• **EXERCISE BRIEF**: Print all of the lines exactly. Any picture among them stays out.

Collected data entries

-=-=-

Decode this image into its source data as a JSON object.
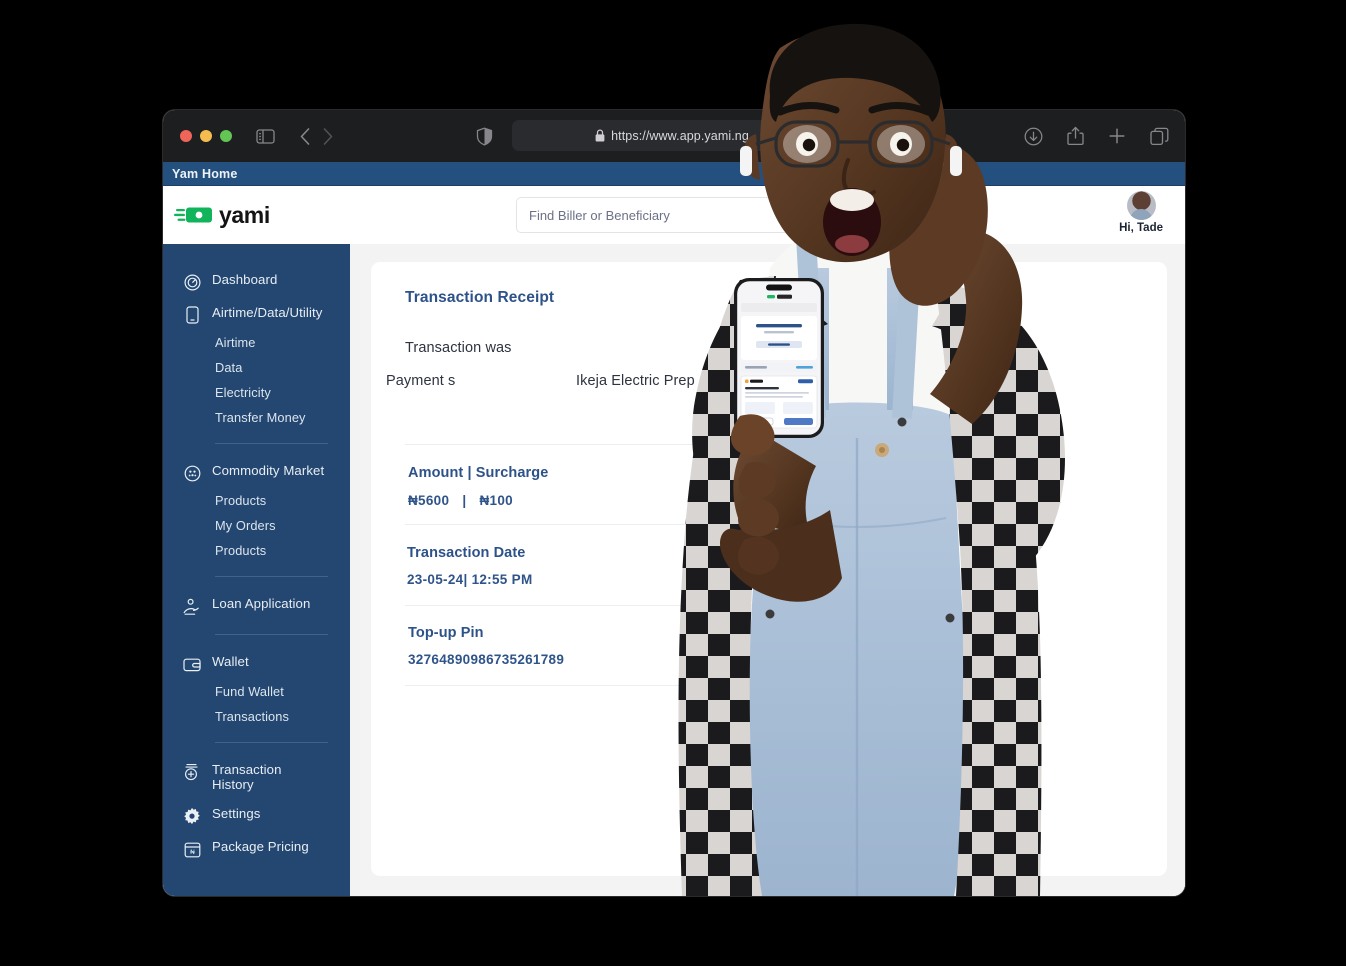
{
  "browser": {
    "url": "https://www.app.yami.ng",
    "lock_icon": "lock-icon",
    "reload_icon": "reload-icon",
    "shield_icon": "shield-icon",
    "sidebar_toggle_icon": "sidebar-toggle-icon",
    "back_icon": "chevron-left-icon",
    "forward_icon": "chevron-right-icon",
    "downloads_icon": "download-icon",
    "share_icon": "share-icon",
    "new_tab_icon": "plus-icon",
    "tabs_overview_icon": "tabs-overview-icon",
    "tab_title": "Yam Home",
    "traffic_lights": [
      "close",
      "minimize",
      "maximize"
    ]
  },
  "header": {
    "brand_name": "yami",
    "logo_icon": "yami-speed-money-logo",
    "search": {
      "placeholder": "Find Biller or Beneficiary",
      "value": ""
    },
    "user": {
      "greeting": "Hi, Tade",
      "avatar_icon": "user-avatar"
    }
  },
  "sidebar": {
    "groups": [
      {
        "items": [
          {
            "label": "Dashboard",
            "icon": "speedometer-icon",
            "type": "main"
          }
        ]
      },
      {
        "items": [
          {
            "label": "Airtime/Data/Utility",
            "icon": "mobile-phone-icon",
            "type": "main"
          },
          {
            "label": "Airtime",
            "icon": "",
            "type": "sub"
          },
          {
            "label": "Data",
            "icon": "",
            "type": "sub"
          },
          {
            "label": "Electricity",
            "icon": "",
            "type": "sub"
          },
          {
            "label": "Transfer Money",
            "icon": "",
            "type": "sub"
          }
        ]
      },
      {
        "items": [
          {
            "label": "Commodity Market",
            "icon": "commodity-grain-icon",
            "type": "main"
          },
          {
            "label": "Products",
            "icon": "",
            "type": "sub"
          },
          {
            "label": "My Orders",
            "icon": "",
            "type": "sub"
          },
          {
            "label": "Products",
            "icon": "",
            "type": "sub"
          }
        ]
      },
      {
        "items": [
          {
            "label": "Loan Application",
            "icon": "hand-money-icon",
            "type": "main"
          }
        ]
      },
      {
        "items": [
          {
            "label": "Wallet",
            "icon": "wallet-icon",
            "type": "main"
          },
          {
            "label": "Fund Wallet",
            "icon": "",
            "type": "sub"
          },
          {
            "label": "Transactions",
            "icon": "",
            "type": "sub"
          }
        ]
      },
      {
        "items": [
          {
            "label": "Transaction History",
            "icon": "transaction-history-icon",
            "type": "main"
          },
          {
            "label": "Settings",
            "icon": "gear-icon",
            "type": "main"
          },
          {
            "label": "Package Pricing",
            "icon": "calendar-pricing-icon",
            "type": "main"
          }
        ]
      }
    ]
  },
  "receipt": {
    "title": "Transaction Receipt",
    "status_top": "Transaction was",
    "status_bottom_left": "Payment s",
    "status_bottom_right": "Ikeja Electric Prep",
    "amount": {
      "label": "Amount | Surcharge",
      "value": "₦5600",
      "separator": "|",
      "surcharge": "₦100"
    },
    "date": {
      "label": "Transaction Date",
      "value": "23-05-24| 12:55 PM"
    },
    "pin": {
      "label": "Top-up Pin",
      "value": "32764890986735261789"
    }
  },
  "colors": {
    "sidebar_bg": "#234770",
    "tab_strip_bg": "#23507f",
    "toolbar_bg": "#1d1e20",
    "page_bg": "#f3f3f4",
    "card_bg": "#ffffff",
    "accent_blue": "#2d5289",
    "brand_green": "#11b45a",
    "text_dark": "#2e3340"
  }
}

-=-=-

• **TASK RESULT**:
Decode this image into its source data as a JSON object.
{
  "browser": {
    "url": "https://www.app.yami.ng",
    "lock_icon": "lock-icon",
    "reload_icon": "reload-icon",
    "shield_icon": "shield-icon",
    "sidebar_toggle_icon": "sidebar-toggle-icon",
    "back_icon": "chevron-left-icon",
    "forward_icon": "chevron-right-icon",
    "downloads_icon": "download-icon",
    "share_icon": "share-icon",
    "new_tab_icon": "plus-icon",
    "tabs_overview_icon": "tabs-overview-icon",
    "tab_title": "Yam Home",
    "traffic_lights": [
      "close",
      "minimize",
      "maximize"
    ]
  },
  "header": {
    "brand_name": "yami",
    "logo_icon": "yami-speed-money-logo",
    "search": {
      "placeholder": "Find Biller or Beneficiary",
      "value": ""
    },
    "user": {
      "greeting": "Hi, Tade",
      "avatar_icon": "user-avatar"
    }
  },
  "sidebar": {
    "groups": [
      {
        "items": [
          {
            "label": "Dashboard",
            "icon": "speedometer-icon",
            "type": "main"
          }
        ]
      },
      {
        "items": [
          {
            "label": "Airtime/Data/Utility",
            "icon": "mobile-phone-icon",
            "type": "main"
          },
          {
            "label": "Airtime",
            "icon": "",
            "type": "sub"
          },
          {
            "label": "Data",
            "icon": "",
            "type": "sub"
          },
          {
            "label": "Electricity",
            "icon": "",
            "type": "sub"
          },
          {
            "label": "Transfer Money",
            "icon": "",
            "type": "sub"
          }
        ]
      },
      {
        "items": [
          {
            "label": "Commodity Market",
            "icon": "commodity-grain-icon",
            "type": "main"
          },
          {
            "label": "Products",
            "icon": "",
            "type": "sub"
          },
          {
            "label": "My Orders",
            "icon": "",
            "type": "sub"
          },
          {
            "label": "Products",
            "icon": "",
            "type": "sub"
          }
        ]
      },
      {
        "items": [
          {
            "label": "Loan Application",
            "icon": "hand-money-icon",
            "type": "main"
          }
        ]
      },
      {
        "items": [
          {
            "label": "Wallet",
            "icon": "wallet-icon",
            "type": "main"
          },
          {
            "label": "Fund Wallet",
            "icon": "",
            "type": "sub"
          },
          {
            "label": "Transactions",
            "icon": "",
            "type": "sub"
          }
        ]
      },
      {
        "items": [
          {
            "label": "Transaction History",
            "icon": "transaction-history-icon",
            "type": "main"
          },
          {
            "label": "Settings",
            "icon": "gear-icon",
            "type": "main"
          },
          {
            "label": "Package Pricing",
            "icon": "calendar-pricing-icon",
            "type": "main"
          }
        ]
      }
    ]
  },
  "receipt": {
    "title": "Transaction Receipt",
    "status_top": "Transaction was",
    "status_bottom_left": "Payment s",
    "status_bottom_right": "Ikeja Electric Prep",
    "amount": {
      "label": "Amount | Surcharge",
      "value": "₦5600",
      "separator": "|",
      "surcharge": "₦100"
    },
    "date": {
      "label": "Transaction Date",
      "value": "23-05-24| 12:55 PM"
    },
    "pin": {
      "label": "Top-up Pin",
      "value": "32764890986735261789"
    }
  },
  "colors": {
    "sidebar_bg": "#234770",
    "tab_strip_bg": "#23507f",
    "toolbar_bg": "#1d1e20",
    "page_bg": "#f3f3f4",
    "card_bg": "#ffffff",
    "accent_blue": "#2d5289",
    "brand_green": "#11b45a",
    "text_dark": "#2e3340"
  }
}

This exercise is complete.